- [What you have to do]
Every record below should be printed exactly as it appears.

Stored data

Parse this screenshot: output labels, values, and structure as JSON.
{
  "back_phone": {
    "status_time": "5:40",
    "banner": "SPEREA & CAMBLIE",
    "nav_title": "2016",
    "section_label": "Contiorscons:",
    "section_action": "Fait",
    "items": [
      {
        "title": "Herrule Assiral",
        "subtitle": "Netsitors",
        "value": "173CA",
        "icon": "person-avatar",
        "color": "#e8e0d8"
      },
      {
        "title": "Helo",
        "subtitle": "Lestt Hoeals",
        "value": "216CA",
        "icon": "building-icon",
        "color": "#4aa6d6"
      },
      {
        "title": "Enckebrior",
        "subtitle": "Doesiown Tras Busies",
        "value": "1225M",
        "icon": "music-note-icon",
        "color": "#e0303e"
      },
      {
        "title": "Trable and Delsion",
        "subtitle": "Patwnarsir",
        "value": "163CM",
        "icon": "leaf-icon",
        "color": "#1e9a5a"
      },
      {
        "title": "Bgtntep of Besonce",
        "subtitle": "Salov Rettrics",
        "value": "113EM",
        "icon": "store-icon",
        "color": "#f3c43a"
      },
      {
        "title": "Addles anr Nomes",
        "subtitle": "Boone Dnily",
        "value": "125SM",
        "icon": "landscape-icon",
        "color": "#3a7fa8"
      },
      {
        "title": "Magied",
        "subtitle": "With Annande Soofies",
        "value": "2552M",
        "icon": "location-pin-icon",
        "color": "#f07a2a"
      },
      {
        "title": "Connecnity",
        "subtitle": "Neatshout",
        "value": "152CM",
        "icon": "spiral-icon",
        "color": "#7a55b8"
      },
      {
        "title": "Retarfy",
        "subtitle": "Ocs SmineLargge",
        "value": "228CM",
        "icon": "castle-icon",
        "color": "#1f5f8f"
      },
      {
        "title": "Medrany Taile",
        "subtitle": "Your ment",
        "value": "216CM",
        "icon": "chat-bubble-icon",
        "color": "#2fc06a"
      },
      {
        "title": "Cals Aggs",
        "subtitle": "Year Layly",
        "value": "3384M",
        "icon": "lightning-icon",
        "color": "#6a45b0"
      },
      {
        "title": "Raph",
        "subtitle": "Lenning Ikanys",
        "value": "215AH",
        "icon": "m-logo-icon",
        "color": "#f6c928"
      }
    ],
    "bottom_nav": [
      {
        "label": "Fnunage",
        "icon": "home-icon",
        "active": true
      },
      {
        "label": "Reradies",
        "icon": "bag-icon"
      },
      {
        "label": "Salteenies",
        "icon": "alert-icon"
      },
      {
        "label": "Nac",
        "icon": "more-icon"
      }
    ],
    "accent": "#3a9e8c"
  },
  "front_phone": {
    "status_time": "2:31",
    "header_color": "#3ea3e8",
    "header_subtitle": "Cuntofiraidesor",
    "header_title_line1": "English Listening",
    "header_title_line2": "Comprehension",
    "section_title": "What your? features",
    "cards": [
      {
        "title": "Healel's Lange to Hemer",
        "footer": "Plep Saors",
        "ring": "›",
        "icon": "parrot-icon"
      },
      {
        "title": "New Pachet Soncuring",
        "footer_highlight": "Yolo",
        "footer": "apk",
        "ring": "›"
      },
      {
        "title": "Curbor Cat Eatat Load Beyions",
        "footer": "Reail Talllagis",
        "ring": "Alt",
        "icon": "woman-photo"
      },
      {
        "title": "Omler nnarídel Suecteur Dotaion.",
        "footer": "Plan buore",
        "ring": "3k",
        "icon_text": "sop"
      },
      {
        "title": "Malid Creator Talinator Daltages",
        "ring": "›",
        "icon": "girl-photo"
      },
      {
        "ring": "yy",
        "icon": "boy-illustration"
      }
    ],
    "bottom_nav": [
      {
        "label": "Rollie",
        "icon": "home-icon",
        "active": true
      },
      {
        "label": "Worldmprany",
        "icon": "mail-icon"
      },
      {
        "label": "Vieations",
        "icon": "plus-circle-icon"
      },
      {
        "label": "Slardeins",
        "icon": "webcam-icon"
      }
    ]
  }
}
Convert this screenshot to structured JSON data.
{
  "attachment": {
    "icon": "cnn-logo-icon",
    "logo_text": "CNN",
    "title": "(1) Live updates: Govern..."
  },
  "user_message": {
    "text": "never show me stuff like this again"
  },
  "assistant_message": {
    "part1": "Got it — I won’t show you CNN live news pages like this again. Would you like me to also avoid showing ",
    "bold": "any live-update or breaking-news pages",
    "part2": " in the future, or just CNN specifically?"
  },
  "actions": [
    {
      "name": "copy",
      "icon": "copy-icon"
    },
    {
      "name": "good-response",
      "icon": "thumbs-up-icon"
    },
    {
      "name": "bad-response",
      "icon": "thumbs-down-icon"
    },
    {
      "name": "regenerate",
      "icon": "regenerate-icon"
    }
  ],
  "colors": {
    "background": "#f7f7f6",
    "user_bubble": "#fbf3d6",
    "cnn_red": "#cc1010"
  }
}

- [Solution to this problem]
Parse this screenshot: output labels, values, and structure as JSON.
{
  "back_phone": {
    "status_time": "5:40",
    "banner": "SPEREA & CAMBLIE",
    "nav_title": "2016",
    "section_label": "Contiorscons:",
    "section_action": "Fait",
    "items": [
      {
        "title": "Herrule Assiral",
        "subtitle": "Netsitors",
        "value": "173CA",
        "icon": "person-avatar",
        "color": "#e8e0d8"
      },
      {
        "title": "Helo",
        "subtitle": "Lestt Hoeals",
        "value": "216CA",
        "icon": "building-icon",
        "color": "#4aa6d6"
      },
      {
        "title": "Enckebrior",
        "subtitle": "Doesiown Tras Busies",
        "value": "1225M",
        "icon": "music-note-icon",
        "color": "#e0303e"
      },
      {
        "title": "Trable and Delsion",
        "subtitle": "Patwnarsir",
        "value": "163CM",
        "icon": "leaf-icon",
        "color": "#1e9a5a"
      },
      {
        "title": "Bgtntep of Besonce",
        "subtitle": "Salov Rettrics",
        "value": "113EM",
        "icon": "store-icon",
        "color": "#f3c43a"
      },
      {
        "title": "Addles anr Nomes",
        "subtitle": "Boone Dnily",
        "value": "125SM",
        "icon": "landscape-icon",
        "color": "#3a7fa8"
      },
      {
        "title": "Magied",
        "subtitle": "With Annande Soofies",
        "value": "2552M",
        "icon": "location-pin-icon",
        "color": "#f07a2a"
      },
      {
        "title": "Connecnity",
        "subtitle": "Neatshout",
        "value": "152CM",
        "icon": "spiral-icon",
        "color": "#7a55b8"
      },
      {
        "title": "Retarfy",
        "subtitle": "Ocs SmineLargge",
        "value": "228CM",
        "icon": "castle-icon",
        "color": "#1f5f8f"
      },
      {
        "title": "Medrany Taile",
        "subtitle": "Your ment",
        "value": "216CM",
        "icon": "chat-bubble-icon",
        "color": "#2fc06a"
      },
      {
        "title": "Cals Aggs",
        "subtitle": "Year Layly",
        "value": "3384M",
        "icon": "lightning-icon",
        "color": "#6a45b0"
      },
      {
        "title": "Raph",
        "subtitle": "Lenning Ikanys",
        "value": "215AH",
        "icon": "m-logo-icon",
        "color": "#f6c928"
      }
    ],
    "bottom_nav": [
      {
        "label": "Fnunage",
        "icon": "home-icon",
        "active": true
      },
      {
        "label": "Reradies",
        "icon": "bag-icon"
      },
      {
        "label": "Salteenies",
        "icon": "alert-icon"
      },
      {
        "label": "Nac",
        "icon": "more-icon"
      }
    ],
    "accent": "#3a9e8c"
  },
  "front_phone": {
    "status_time": "2:31",
    "header_color": "#3ea3e8",
    "header_subtitle": "Cuntofiraidesor",
    "header_title_line1": "English Listening",
    "header_title_line2": "Comprehension",
    "section_title": "What your? features",
    "cards": [
      {
        "title": "Healel's Lange to Hemer",
        "footer": "Plep Saors",
        "ring": "›",
        "icon": "parrot-icon"
      },
      {
        "title": "New Pachet Soncuring",
        "footer_highlight": "Yolo",
        "footer": "apk",
        "ring": "›"
      },
      {
        "title": "Curbor Cat Eatat Load Beyions",
        "footer": "Reail Talllagis",
        "ring": "Alt",
        "icon": "woman-photo"
      },
      {
        "title": "Omler nnarídel Suecteur Dotaion.",
        "footer": "Plan buore",
        "ring": "3k",
        "icon_text": "sop"
      },
      {
        "title": "Malid Creator Talinator Daltages",
        "ring": "›",
        "icon": "girl-photo"
      },
      {
        "ring": "yy",
        "icon": "boy-illustration"
      }
    ],
    "bottom_nav": [
      {
        "label": "Rollie",
        "icon": "home-icon",
        "active": true
      },
      {
        "label": "Worldmprany",
        "icon": "mail-icon"
      },
      {
        "label": "Vieations",
        "icon": "plus-circle-icon"
      },
      {
        "label": "Slardeins",
        "icon": "webcam-icon"
      }
    ]
  }
}
Convert this screenshot to structured JSON data.
{
  "attachment": {
    "icon": "cnn-logo-icon",
    "logo_text": "CNN",
    "title": "(1) Live updates: Govern..."
  },
  "user_message": {
    "text": "never show me stuff like this again"
  },
  "assistant_message": {
    "part1": "Got it — I won’t show you CNN live news pages like this again. Would you like me to also avoid showing ",
    "bold": "any live-update or breaking-news pages",
    "part2": " in the future, or just CNN specifically?"
  },
  "actions": [
    {
      "name": "copy",
      "icon": "copy-icon"
    },
    {
      "name": "good-response",
      "icon": "thumbs-up-icon"
    },
    {
      "name": "bad-response",
      "icon": "thumbs-down-icon"
    },
    {
      "name": "regenerate",
      "icon": "regenerate-icon"
    }
  ],
  "colors": {
    "background": "#f7f7f6",
    "user_bubble": "#fbf3d6",
    "cnn_red": "#cc1010"
  }
}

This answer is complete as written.